* **PROVIDED TEXT**:
● ● ● ● ● ● ●

Personal information
- Full name: Julio César Villalba Gaona
- Date of birth: 17 September 1998 (age 27)
- Place of birth: Ciudad del Este, Paraguay
- Height: 1.74 m (5 ft 9 in)
- Position: Forward

Team information
- Current team: Independiente
- Number: 9

Youth career
- 0000–2016: Cerro Porteño

Senior career*
- Years: Team / Apps / (Gls)
- 2016–2017: Cerro Porteño / 16 / (4)
- 2017–2021: Borussia Mönchengladbach / 2 / (1)
- 2017: → Cerro Porteño (loan) / 13 / (2)
- 2020: → SCR Altach (loan) / 8 / (0)
- 2021–2022: Guayaquil City / 24 / (1)
- 2022–2023: Sol de América / 8 / (0)
- 2023: Luqueño / 1 / (0)
- 2024–: Independiente / 0 / (0)

International career
- 2015: Paraguay U17 / 11 / (2)
- 2016–2018: Paraguay U20 / 4 / (1)

● ● ● ● ● ● ●

* **EXERCISE AIM**: Reproduce word for word the section of the player profile that opens with the words containing "- 2016–2017: Cerro" and closes with "Independiente / 0 / (0)".

● ● ● ● ● ● ●

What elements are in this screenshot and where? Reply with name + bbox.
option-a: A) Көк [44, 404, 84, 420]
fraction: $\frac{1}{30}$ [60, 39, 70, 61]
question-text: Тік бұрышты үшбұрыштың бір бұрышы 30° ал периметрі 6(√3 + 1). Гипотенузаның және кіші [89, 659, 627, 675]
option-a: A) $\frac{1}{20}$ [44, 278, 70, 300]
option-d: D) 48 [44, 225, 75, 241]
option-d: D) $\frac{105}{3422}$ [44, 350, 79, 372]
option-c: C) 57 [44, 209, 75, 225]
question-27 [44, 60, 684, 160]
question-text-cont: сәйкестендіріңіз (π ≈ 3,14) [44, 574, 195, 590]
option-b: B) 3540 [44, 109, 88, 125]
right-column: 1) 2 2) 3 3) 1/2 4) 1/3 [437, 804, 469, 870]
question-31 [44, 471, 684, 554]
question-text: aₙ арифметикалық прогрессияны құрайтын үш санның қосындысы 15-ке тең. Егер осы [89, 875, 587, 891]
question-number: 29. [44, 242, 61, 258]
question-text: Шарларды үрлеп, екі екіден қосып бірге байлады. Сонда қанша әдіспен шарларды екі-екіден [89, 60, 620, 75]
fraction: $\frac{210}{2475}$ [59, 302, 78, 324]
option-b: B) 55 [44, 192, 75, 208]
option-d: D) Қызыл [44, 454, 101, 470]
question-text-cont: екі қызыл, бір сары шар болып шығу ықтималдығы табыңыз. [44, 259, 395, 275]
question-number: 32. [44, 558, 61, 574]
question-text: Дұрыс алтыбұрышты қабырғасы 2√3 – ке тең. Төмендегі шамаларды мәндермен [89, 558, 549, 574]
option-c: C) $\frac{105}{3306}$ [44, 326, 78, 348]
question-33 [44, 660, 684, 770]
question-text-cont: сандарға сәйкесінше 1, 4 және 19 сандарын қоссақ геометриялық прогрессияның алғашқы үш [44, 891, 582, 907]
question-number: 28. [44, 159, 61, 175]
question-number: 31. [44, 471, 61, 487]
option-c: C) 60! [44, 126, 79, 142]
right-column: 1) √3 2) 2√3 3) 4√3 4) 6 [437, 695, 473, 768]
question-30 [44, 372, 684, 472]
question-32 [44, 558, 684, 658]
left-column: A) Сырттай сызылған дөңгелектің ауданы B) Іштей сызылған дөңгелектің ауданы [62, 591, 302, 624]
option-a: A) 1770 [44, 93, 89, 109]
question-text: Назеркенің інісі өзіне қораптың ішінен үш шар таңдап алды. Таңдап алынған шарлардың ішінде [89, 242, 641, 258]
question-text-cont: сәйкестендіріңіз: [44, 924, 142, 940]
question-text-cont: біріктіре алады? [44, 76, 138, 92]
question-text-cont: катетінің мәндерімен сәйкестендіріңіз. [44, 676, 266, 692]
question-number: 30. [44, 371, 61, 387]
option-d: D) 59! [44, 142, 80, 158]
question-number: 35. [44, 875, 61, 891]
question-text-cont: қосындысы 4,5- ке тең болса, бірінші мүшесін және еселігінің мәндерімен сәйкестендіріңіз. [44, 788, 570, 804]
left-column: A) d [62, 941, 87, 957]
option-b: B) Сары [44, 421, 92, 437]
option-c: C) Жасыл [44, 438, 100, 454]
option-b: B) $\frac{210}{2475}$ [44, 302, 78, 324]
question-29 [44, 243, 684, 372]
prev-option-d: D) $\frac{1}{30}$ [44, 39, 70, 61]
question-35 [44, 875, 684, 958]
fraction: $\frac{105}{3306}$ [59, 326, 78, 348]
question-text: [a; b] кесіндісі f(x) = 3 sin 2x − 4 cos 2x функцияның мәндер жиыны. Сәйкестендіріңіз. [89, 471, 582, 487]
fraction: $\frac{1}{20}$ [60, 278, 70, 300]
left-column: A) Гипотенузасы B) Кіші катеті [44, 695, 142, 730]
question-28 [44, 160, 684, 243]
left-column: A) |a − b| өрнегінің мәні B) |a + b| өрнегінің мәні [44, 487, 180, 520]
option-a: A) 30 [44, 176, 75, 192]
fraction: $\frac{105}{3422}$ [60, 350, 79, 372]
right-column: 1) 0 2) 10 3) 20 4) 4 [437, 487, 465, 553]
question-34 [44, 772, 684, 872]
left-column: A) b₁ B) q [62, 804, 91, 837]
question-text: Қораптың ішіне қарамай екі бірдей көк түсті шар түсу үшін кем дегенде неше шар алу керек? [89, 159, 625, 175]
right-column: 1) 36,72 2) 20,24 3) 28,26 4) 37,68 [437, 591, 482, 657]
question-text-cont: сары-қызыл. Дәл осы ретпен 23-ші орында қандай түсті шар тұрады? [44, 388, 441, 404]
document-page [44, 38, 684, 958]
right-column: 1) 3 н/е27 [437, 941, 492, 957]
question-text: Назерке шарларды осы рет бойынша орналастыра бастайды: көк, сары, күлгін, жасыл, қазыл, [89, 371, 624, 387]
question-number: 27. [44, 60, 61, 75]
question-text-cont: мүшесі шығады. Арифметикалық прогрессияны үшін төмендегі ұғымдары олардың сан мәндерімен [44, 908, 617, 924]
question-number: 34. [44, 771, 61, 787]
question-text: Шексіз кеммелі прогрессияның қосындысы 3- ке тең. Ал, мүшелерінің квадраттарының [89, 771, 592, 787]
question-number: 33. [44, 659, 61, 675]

● ● ● ● ● ● ●

* **TASK ANSWER**:
- 2016–2017: Cerro Porteño / 16 / (4)
- 2017–2021: Borussia Mönchengladbach / 2 / (1)
- 2017: → Cerro Porteño (loan) / 13 / (2)
- 2020: → SCR Altach (loan) / 8 / (0)
- 2021–2022: Guayaquil City / 24 / (1)
- 2022–2023: Sol de América / 8 / (0)
- 2023: Luqueño / 1 / (0)
- 2024–: Independiente / 0 / (0)